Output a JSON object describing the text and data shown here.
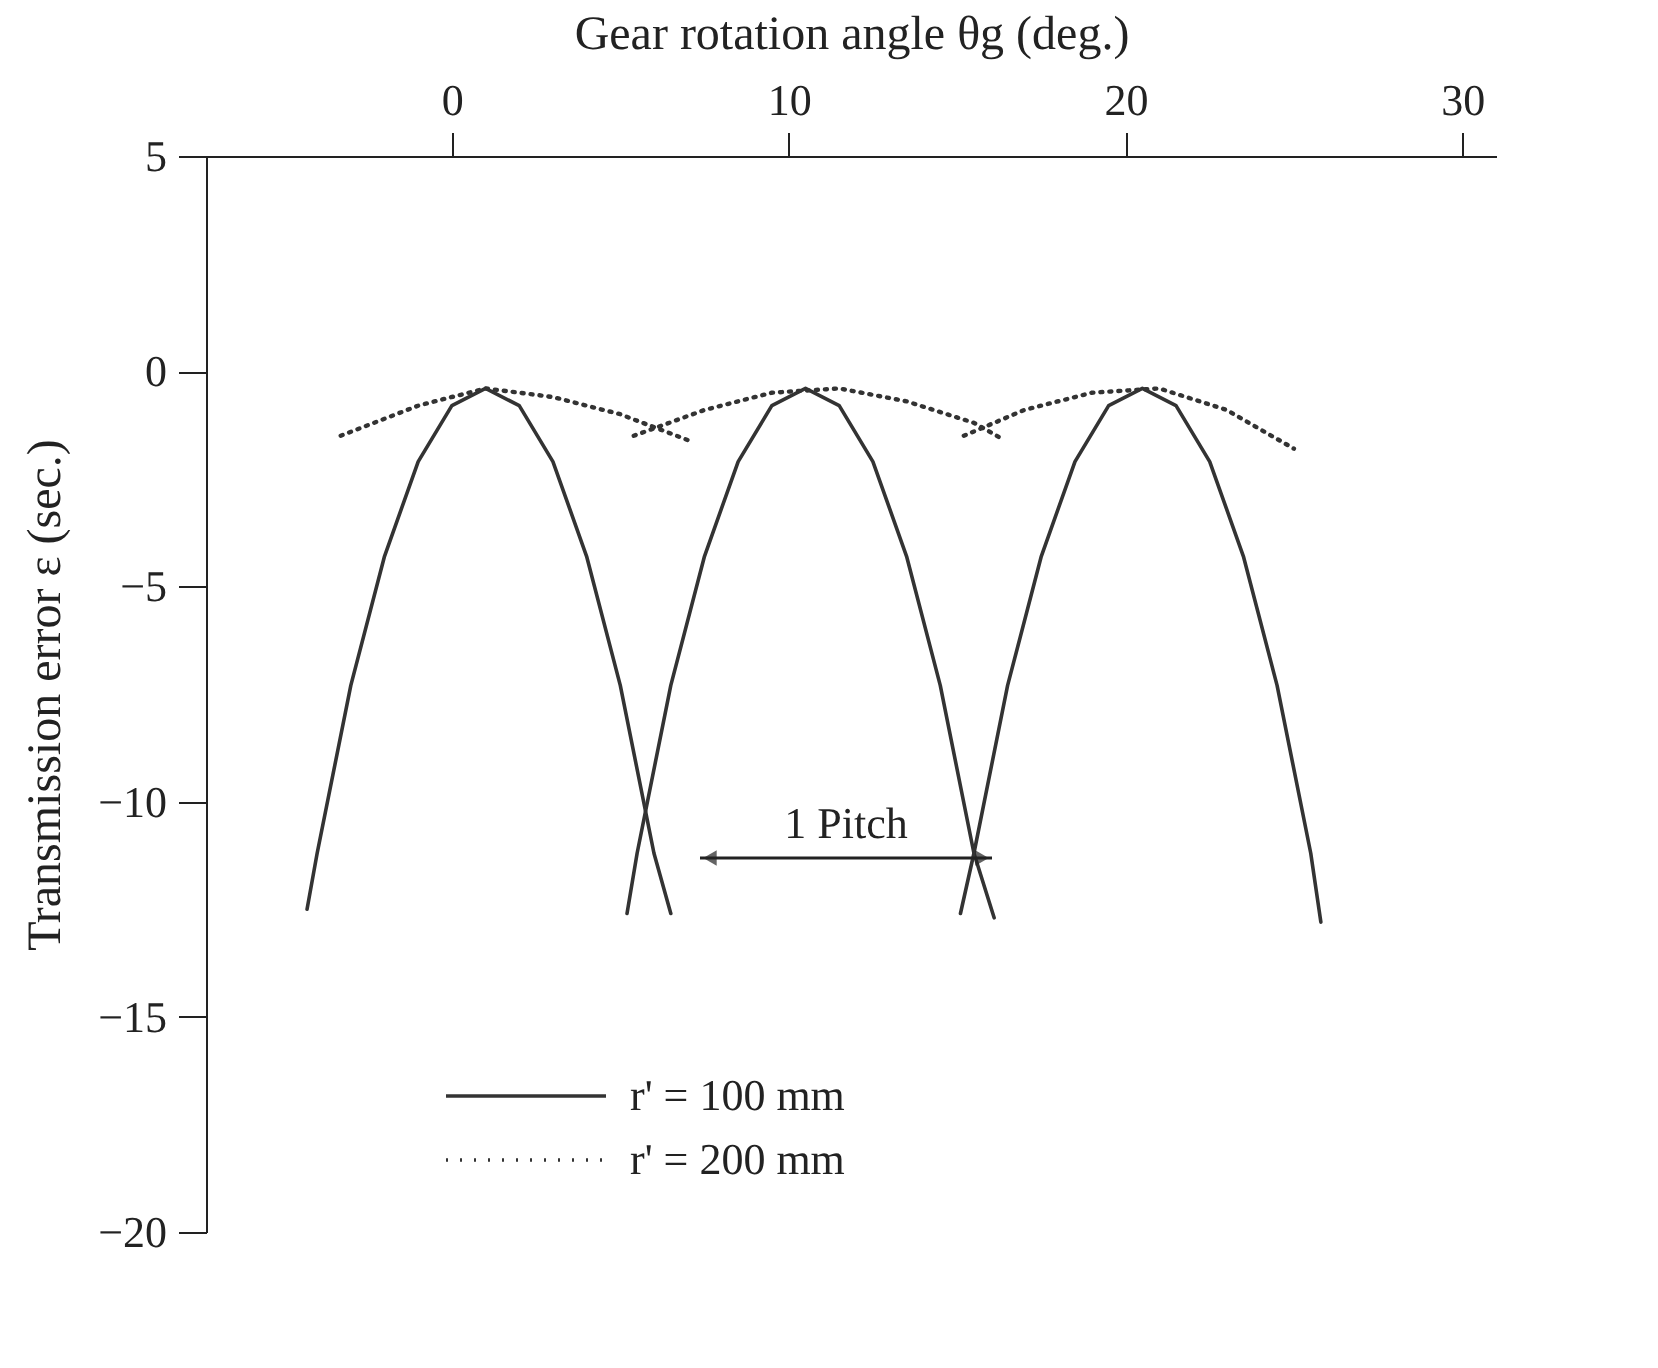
{
  "chart_data": {
    "type": "line",
    "xlabel": "Gear rotation angle θg (deg.)",
    "ylabel": "Transmission error ε (sec.)",
    "xlim": [
      -7.3,
      31
    ],
    "xticks": [
      0,
      10,
      20,
      30
    ],
    "ylim": [
      -20,
      5
    ],
    "yticks": [
      5,
      0,
      -5,
      -10,
      -15,
      -20
    ],
    "grid": false,
    "legend": "bottom",
    "marker": "none",
    "series": [
      {
        "name": "r' = 100 mm",
        "color": "#333333",
        "line_style": "solid",
        "x": [
          -4.3,
          -4,
          -3,
          -2,
          -1,
          0,
          1,
          2,
          3,
          4,
          5,
          6,
          6.5
        ],
        "values": [
          -12.5,
          -11.2,
          -7.3,
          -4.3,
          -2.1,
          -0.8,
          -0.4,
          -0.8,
          -2.1,
          -4.3,
          -7.3,
          -11.2,
          -12.6
        ]
      },
      {
        "color": "#333333",
        "line_style": "solid",
        "x": [
          5.2,
          5.5,
          6.5,
          7.5,
          8.5,
          9.5,
          10.5,
          11.5,
          12.5,
          13.5,
          14.5,
          15.5,
          16.1
        ],
        "values": [
          -12.6,
          -11.2,
          -7.3,
          -4.3,
          -2.1,
          -0.8,
          -0.4,
          -0.8,
          -2.1,
          -4.3,
          -7.3,
          -11.2,
          -12.7
        ]
      },
      {
        "color": "#333333",
        "line_style": "solid",
        "x": [
          15.1,
          15.5,
          16.5,
          17.5,
          18.5,
          19.5,
          20.5,
          21.5,
          22.5,
          23.5,
          24.5,
          25.5,
          25.8
        ],
        "values": [
          -12.6,
          -11.2,
          -7.3,
          -4.3,
          -2.1,
          -0.8,
          -0.4,
          -0.8,
          -2.1,
          -4.3,
          -7.3,
          -11.2,
          -12.8
        ]
      },
      {
        "name": "r' = 200 mm",
        "color": "#333333",
        "line_style": "dotted",
        "x": [
          -3.3,
          -1,
          1,
          3,
          5,
          7
        ],
        "values": [
          -1.5,
          -0.8,
          -0.4,
          -0.6,
          -1.0,
          -1.6
        ]
      },
      {
        "color": "#333333",
        "line_style": "dotted",
        "x": [
          5.4,
          7.5,
          9.5,
          11.5,
          13.5,
          15.5,
          16.4
        ],
        "values": [
          -1.5,
          -0.9,
          -0.5,
          -0.4,
          -0.7,
          -1.2,
          -1.6
        ]
      },
      {
        "color": "#333333",
        "line_style": "dotted",
        "x": [
          15.2,
          17,
          19,
          21,
          23,
          25
        ],
        "values": [
          -1.5,
          -0.9,
          -0.5,
          -0.4,
          -0.9,
          -1.8
        ]
      }
    ],
    "annotations": [
      "1 Pitch"
    ]
  }
}
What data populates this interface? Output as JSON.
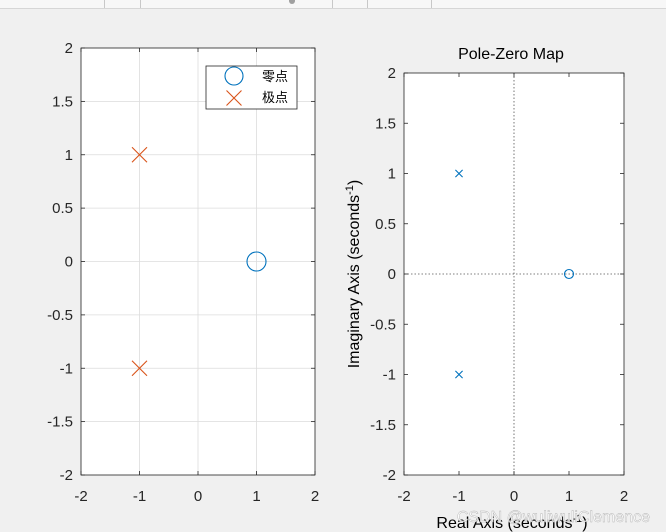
{
  "chart_data": [
    {
      "type": "scatter",
      "title": "",
      "xlabel": "",
      "ylabel": "",
      "xlim": [
        -2,
        2
      ],
      "ylim": [
        -2,
        2
      ],
      "xticks": [
        "-2",
        "-1",
        "0",
        "1",
        "2"
      ],
      "yticks": [
        "2",
        "1.5",
        "1",
        "0.5",
        "0",
        "-0.5",
        "-1",
        "-1.5",
        "-2"
      ],
      "grid": true,
      "legend_position": "top-right",
      "series": [
        {
          "name": "零点",
          "marker": "circle",
          "color": "#0072bd",
          "x": [
            1
          ],
          "y": [
            0
          ]
        },
        {
          "name": "极点",
          "marker": "x",
          "color": "#d95319",
          "x": [
            -1,
            -1
          ],
          "y": [
            1,
            -1
          ]
        }
      ]
    },
    {
      "type": "scatter",
      "title": "Pole-Zero Map",
      "xlabel": "Real Axis (seconds",
      "xlabel_superscript": "-1",
      "xlabel_suffix": ")",
      "ylabel": "Imaginary Axis (seconds",
      "ylabel_superscript": "-1",
      "ylabel_suffix": ")",
      "xlim": [
        -2,
        2
      ],
      "ylim": [
        -2,
        2
      ],
      "xticks": [
        "-2",
        "-1",
        "0",
        "1",
        "2"
      ],
      "yticks": [
        "2",
        "1.5",
        "1",
        "0.5",
        "0",
        "-0.5",
        "-1",
        "-1.5",
        "-2"
      ],
      "grid": false,
      "series": [
        {
          "marker": "circle",
          "color": "#0072bd",
          "x": [
            1
          ],
          "y": [
            0
          ]
        },
        {
          "marker": "x",
          "color": "#0072bd",
          "x": [
            -1,
            -1
          ],
          "y": [
            1,
            -1
          ]
        }
      ]
    }
  ],
  "watermark": "CSDN @wuliwuliClemence"
}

══════════

In the listing above, find each line with the word "Output" and copy it.

> _Final result_
Output a JSON object describing the text and data shown here.
What data populates this interface? Output as JSON.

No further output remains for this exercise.